• **Exercício proposto a**
Reescreve os registos desde o início até à linha que contém "- youtube-logo[interactable]: YouTube: [247, 860, 430, 899]", inclusive, substituindo "play-icon" por "play-button" e mantendo tudo o resto inalterado.

• **Fonte**
· · · · · · ·
2021-05-31

Mário André prepara A Implosão!

Carinhosamente apelidado entre os seus colegas do colectivo Tágide de “mais velho novo autor da BD portuguesa,” Mário André, autor-editor do selo Kustom Rats, irá lançar-se como autor de novela gráfica este ano, após testar a sua criatividade narrativa em diversos fanzines. Reconhecido pelo seu percurso como enfermeiro da Selecção Nacional de Futebol e também no Sporting Club de Portugal, o Mário retomou a paixão pela BD na sua 3ª idade, demonstrando um ímpeto criativo invejável e uma sólida missão interventiva. Nesta primeira entrevista no blog Tágide, vamos procurar conhecer melhor o autor e o seu novo projecto.


Tágide: Mário, o que te motivou a dedicar a tua aposentação a um modo artístico como a Banda Desenhada, tão afastado da tua antiga profissão?
Mário André:
O meu gosto pela BD surge em sequência de viver perto de alguém que era uma coleccionadora compulsiva de BD. Por volta dos anos 60/70, tinha acesso a todas as edições de banda desenhada distribuídas pela Agência Portuguesa de Revistas. Pautavam-se, na altura, títulos como o Mundo de Aventuras, Cavaleiro Andante, Condor, Falcão e tantas outras. Era fácil para mim levar para casa uma “braçada” de revistas, que devorava rapidamente, voltando à carga logo de seguida. Juntando a isto o gosto pelo desenho e algum “jeito,” que me vinha de meu pai, isto foi deixando em mim o “bichinho.”
· · · · · · ·
• **Extrato de dados**

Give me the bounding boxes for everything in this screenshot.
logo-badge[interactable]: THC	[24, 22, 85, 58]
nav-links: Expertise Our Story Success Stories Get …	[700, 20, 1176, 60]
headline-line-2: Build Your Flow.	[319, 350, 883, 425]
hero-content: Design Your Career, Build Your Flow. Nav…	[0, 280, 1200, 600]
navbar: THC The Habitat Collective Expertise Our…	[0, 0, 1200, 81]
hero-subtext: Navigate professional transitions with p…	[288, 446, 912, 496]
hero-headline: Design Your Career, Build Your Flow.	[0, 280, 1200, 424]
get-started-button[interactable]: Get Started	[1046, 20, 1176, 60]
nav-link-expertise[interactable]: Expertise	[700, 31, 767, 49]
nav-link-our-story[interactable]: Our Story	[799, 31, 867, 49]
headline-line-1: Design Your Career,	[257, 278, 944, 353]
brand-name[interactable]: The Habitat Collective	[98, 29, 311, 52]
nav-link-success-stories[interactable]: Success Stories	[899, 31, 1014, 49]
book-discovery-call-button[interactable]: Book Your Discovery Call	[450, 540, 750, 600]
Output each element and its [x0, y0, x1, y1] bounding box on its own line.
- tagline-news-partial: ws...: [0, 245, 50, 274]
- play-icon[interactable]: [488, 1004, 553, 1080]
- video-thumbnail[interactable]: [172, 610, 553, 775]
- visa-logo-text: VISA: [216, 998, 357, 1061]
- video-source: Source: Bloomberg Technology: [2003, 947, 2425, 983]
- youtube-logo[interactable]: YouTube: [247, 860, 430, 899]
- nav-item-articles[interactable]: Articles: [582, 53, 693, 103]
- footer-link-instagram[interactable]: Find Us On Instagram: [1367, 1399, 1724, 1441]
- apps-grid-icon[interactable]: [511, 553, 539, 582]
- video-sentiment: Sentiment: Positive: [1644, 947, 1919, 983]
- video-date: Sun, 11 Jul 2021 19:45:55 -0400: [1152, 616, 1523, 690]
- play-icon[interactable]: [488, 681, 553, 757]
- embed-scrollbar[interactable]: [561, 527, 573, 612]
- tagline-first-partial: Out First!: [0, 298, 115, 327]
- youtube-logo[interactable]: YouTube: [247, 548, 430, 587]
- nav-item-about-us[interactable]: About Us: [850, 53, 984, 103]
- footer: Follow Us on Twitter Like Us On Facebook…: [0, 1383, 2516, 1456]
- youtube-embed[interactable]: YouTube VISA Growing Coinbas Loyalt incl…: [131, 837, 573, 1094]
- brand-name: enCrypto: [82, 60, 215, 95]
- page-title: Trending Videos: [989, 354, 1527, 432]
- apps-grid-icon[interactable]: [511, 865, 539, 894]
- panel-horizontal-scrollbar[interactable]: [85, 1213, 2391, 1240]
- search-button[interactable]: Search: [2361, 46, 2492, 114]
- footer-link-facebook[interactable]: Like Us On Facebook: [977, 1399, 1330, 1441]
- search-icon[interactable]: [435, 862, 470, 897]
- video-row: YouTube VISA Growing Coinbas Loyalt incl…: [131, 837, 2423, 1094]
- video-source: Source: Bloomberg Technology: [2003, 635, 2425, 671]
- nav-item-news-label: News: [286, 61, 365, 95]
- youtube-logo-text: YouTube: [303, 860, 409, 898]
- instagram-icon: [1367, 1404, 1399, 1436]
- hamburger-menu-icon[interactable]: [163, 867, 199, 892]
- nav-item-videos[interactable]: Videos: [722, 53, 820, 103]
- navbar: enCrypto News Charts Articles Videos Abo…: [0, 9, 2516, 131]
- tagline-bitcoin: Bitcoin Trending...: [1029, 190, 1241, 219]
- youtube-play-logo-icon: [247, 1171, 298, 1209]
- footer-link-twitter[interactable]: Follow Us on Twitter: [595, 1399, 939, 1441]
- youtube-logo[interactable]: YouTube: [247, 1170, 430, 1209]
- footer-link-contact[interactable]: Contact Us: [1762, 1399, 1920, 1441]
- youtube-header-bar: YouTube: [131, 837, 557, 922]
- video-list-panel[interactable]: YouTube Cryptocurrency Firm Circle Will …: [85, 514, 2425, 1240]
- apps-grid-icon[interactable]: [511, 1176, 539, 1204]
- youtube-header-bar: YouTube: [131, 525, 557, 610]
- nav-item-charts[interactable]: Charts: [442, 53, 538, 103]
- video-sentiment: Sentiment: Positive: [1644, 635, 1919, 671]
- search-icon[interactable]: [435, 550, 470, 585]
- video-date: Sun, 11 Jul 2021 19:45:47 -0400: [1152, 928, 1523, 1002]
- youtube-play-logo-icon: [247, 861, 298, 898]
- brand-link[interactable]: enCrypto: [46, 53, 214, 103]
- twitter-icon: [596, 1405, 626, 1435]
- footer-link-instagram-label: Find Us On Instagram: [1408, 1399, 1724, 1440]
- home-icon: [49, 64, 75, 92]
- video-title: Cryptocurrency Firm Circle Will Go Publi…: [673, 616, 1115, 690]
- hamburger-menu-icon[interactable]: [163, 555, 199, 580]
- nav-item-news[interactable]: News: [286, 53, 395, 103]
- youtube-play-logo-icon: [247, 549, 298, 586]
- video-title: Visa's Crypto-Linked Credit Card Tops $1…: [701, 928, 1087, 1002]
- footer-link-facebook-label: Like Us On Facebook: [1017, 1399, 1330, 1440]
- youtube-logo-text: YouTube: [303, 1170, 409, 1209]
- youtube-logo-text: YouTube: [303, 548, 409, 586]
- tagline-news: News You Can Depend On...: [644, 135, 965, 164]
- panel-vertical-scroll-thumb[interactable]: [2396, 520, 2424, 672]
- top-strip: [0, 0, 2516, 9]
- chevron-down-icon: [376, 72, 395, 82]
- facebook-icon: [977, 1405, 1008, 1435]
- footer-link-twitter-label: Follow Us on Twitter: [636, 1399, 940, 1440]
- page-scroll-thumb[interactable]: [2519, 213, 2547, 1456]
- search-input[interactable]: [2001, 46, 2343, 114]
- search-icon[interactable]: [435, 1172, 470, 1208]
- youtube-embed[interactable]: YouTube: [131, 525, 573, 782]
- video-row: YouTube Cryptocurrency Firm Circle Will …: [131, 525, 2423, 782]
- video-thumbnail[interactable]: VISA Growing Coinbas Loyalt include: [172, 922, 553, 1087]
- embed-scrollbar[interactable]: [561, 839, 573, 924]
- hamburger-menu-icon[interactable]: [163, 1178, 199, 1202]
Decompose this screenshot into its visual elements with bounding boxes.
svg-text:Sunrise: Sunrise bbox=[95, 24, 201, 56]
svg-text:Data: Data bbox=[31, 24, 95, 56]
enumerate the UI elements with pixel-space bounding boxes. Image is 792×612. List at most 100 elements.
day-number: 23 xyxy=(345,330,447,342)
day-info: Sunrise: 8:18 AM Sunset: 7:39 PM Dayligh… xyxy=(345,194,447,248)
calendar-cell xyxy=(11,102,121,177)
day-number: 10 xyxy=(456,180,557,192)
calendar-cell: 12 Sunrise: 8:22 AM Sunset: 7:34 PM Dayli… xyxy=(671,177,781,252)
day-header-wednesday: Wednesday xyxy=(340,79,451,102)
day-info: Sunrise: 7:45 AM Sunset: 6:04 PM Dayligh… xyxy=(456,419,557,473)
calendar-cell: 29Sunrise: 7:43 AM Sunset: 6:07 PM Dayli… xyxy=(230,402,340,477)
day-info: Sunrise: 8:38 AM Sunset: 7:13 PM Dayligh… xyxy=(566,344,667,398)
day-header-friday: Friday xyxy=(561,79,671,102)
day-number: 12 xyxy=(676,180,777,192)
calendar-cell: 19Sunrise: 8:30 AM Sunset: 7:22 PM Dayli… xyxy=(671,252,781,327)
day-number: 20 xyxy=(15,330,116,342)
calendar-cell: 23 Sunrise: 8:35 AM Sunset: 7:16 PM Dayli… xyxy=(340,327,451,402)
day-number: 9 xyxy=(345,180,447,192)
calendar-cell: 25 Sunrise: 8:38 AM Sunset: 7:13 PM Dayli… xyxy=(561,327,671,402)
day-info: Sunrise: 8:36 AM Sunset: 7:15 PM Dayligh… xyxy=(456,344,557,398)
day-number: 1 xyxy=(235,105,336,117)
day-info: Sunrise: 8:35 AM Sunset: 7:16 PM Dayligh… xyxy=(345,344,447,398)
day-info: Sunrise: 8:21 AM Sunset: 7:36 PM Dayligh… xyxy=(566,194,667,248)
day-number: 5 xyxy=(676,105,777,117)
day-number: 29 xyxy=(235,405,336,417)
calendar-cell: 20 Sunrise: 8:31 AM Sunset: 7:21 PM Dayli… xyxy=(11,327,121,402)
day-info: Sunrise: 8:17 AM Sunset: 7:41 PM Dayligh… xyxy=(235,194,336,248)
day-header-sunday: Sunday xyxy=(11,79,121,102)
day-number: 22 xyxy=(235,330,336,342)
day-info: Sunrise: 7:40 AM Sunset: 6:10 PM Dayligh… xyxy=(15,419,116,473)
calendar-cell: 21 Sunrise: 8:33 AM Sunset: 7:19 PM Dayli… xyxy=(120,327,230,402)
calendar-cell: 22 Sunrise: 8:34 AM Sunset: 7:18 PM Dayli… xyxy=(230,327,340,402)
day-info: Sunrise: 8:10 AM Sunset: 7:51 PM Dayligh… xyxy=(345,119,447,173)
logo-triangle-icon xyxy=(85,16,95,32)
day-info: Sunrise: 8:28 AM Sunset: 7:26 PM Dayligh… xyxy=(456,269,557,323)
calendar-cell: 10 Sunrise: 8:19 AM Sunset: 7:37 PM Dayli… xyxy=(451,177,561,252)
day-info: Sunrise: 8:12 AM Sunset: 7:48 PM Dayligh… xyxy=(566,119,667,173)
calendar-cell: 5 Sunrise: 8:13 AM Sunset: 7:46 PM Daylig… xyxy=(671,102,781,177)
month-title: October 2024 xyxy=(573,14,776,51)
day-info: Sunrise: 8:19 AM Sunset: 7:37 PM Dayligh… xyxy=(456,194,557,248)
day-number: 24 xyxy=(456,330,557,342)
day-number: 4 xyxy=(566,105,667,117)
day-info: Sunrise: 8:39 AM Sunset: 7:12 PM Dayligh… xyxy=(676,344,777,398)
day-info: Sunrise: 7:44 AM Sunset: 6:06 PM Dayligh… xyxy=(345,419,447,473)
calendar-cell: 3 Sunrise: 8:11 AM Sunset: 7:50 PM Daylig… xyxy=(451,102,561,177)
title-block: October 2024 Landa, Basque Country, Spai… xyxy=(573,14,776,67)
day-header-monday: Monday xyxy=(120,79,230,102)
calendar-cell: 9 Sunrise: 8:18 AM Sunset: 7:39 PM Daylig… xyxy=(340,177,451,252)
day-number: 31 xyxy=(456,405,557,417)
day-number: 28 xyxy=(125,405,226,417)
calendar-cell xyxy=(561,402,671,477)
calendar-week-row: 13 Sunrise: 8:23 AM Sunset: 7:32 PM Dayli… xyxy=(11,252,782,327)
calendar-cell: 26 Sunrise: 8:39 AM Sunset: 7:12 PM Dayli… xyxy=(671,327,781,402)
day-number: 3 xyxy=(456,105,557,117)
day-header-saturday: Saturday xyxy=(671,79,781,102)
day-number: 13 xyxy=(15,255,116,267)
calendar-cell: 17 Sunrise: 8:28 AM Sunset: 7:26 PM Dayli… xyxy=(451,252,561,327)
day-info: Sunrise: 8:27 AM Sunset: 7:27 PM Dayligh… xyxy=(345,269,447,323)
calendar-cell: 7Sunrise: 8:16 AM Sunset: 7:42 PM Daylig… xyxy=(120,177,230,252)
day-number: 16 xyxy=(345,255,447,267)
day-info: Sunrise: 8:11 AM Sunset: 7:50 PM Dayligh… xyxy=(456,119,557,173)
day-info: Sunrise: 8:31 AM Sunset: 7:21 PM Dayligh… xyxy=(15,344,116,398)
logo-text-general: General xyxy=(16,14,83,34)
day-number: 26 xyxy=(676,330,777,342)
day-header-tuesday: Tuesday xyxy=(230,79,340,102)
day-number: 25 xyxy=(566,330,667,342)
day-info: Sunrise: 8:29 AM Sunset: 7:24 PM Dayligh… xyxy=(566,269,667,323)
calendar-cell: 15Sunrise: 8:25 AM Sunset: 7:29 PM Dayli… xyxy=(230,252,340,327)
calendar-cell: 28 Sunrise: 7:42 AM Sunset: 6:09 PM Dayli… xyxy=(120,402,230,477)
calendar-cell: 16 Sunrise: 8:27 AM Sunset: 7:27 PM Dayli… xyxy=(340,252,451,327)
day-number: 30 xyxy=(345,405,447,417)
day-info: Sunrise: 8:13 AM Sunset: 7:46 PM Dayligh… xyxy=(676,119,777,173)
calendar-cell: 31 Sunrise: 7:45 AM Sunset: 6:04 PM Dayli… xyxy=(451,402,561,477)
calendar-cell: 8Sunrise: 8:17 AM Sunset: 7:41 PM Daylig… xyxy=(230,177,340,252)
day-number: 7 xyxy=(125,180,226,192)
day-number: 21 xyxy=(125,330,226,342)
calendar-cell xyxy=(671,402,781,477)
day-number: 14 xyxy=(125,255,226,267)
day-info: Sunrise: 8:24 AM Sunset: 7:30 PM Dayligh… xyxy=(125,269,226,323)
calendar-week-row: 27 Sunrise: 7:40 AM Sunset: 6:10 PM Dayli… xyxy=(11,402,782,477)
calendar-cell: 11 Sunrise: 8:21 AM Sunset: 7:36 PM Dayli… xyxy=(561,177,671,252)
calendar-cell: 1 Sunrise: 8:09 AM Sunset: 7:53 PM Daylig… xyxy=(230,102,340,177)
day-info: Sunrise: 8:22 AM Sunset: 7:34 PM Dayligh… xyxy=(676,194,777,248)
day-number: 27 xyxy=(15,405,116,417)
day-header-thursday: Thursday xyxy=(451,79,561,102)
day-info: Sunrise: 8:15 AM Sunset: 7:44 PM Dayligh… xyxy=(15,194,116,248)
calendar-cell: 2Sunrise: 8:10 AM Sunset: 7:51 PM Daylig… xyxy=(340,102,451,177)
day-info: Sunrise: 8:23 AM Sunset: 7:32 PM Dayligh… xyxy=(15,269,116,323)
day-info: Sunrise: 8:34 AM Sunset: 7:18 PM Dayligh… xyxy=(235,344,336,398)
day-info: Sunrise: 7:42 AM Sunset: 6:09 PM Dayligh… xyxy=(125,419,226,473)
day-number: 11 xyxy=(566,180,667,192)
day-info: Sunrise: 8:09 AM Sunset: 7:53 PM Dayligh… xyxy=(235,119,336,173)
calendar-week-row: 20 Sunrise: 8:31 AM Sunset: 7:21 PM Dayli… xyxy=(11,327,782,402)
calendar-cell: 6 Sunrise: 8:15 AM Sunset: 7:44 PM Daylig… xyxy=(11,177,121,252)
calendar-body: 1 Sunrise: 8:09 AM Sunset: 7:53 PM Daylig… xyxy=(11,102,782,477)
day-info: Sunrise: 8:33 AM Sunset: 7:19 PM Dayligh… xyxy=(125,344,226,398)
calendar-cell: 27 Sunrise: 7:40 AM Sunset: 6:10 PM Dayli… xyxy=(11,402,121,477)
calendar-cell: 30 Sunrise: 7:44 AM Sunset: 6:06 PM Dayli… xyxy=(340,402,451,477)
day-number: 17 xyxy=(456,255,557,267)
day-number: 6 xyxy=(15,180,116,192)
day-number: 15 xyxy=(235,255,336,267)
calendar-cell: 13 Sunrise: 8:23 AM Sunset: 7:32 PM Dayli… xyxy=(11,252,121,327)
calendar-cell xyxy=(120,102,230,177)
· · · · · · ·
• **Exercício proposto b**
Copia na íntegra, sem qualquer alteração, a entrevista a Mário André.

• **Resposta à tarefa a**
Give me the bounding boxes for everything in this screenshot.
logo-badge[interactable]: THC	[24, 22, 85, 58]
nav-links: Expertise Our Story Success Stories Get …	[700, 20, 1176, 60]
headline-line-2: Build Your Flow.	[319, 350, 883, 425]
hero-content: Design Your Career, Build Your Flow. Nav…	[0, 280, 1200, 600]
navbar: THC The Habitat Collective Expertise Our…	[0, 0, 1200, 81]
hero-subtext: Navigate professional transitions with p…	[288, 446, 912, 496]
hero-headline: Design Your Career, Build Your Flow.	[0, 280, 1200, 424]
get-started-button[interactable]: Get Started	[1046, 20, 1176, 60]
nav-link-expertise[interactable]: Expertise	[700, 31, 767, 49]
nav-link-our-story[interactable]: Our Story	[799, 31, 867, 49]
headline-line-1: Design Your Career,	[257, 278, 944, 353]
brand-name[interactable]: The Habitat Collective	[98, 29, 311, 52]
nav-link-success-stories[interactable]: Success Stories	[899, 31, 1014, 49]
book-discovery-call-button[interactable]: Book Your Discovery Call	[450, 540, 750, 600]
Output each element and its [x0, y0, x1, y1] bounding box on its own line.
- tagline-news-partial: ws...: [0, 245, 50, 274]
- play-button[interactable]: [488, 1004, 553, 1080]
- video-thumbnail[interactable]: [172, 610, 553, 775]
- visa-logo-text: VISA: [216, 998, 357, 1061]
- video-source: Source: Bloomberg Technology: [2003, 947, 2425, 983]
- youtube-logo[interactable]: YouTube: [247, 860, 430, 899]

• **Resposta à tarefa b**
2021-05-31

Mário André prepara A Implosão!

Carinhosamente apelidado entre os seus colegas do colectivo Tágide de “mais velho novo autor da BD portuguesa,” Mário André, autor-editor do selo Kustom Rats, irá lançar-se como autor de novela gráfica este ano, após testar a sua criatividade narrativa em diversos fanzines. Reconhecido pelo seu percurso como enfermeiro da Selecção Nacional de Futebol e também no Sporting Club de Portugal, o Mário retomou a paixão pela BD na sua 3ª idade, demonstrando um ímpeto criativo invejável e uma sólida missão interventiva. Nesta primeira entrevista no blog Tágide, vamos procurar conhecer melhor o autor e o seu novo projecto.


Tágide: Mário, o que te motivou a dedicar a tua aposentação a um modo artístico como a Banda Desenhada, tão afastado da tua antiga profissão?
Mário André:
O meu gosto pela BD surge em sequência de viver perto de alguém que era uma coleccionadora compulsiva de BD. Por volta dos anos 60/70, tinha acesso a todas as edições de banda desenhada distribuídas pela Agência Portuguesa de Revistas. Pautavam-se, na altura, títulos como o Mundo de Aventuras, Cavaleiro Andante, Condor, Falcão e tantas outras. Era fácil para mim levar para casa uma “braçada” de revistas, que devorava rapidamente, voltando à carga logo de seguida. Juntando a isto o gosto pelo desenho e algum “jeito,” que me vinha de meu pai, isto foi deixando em mim o “bichinho.”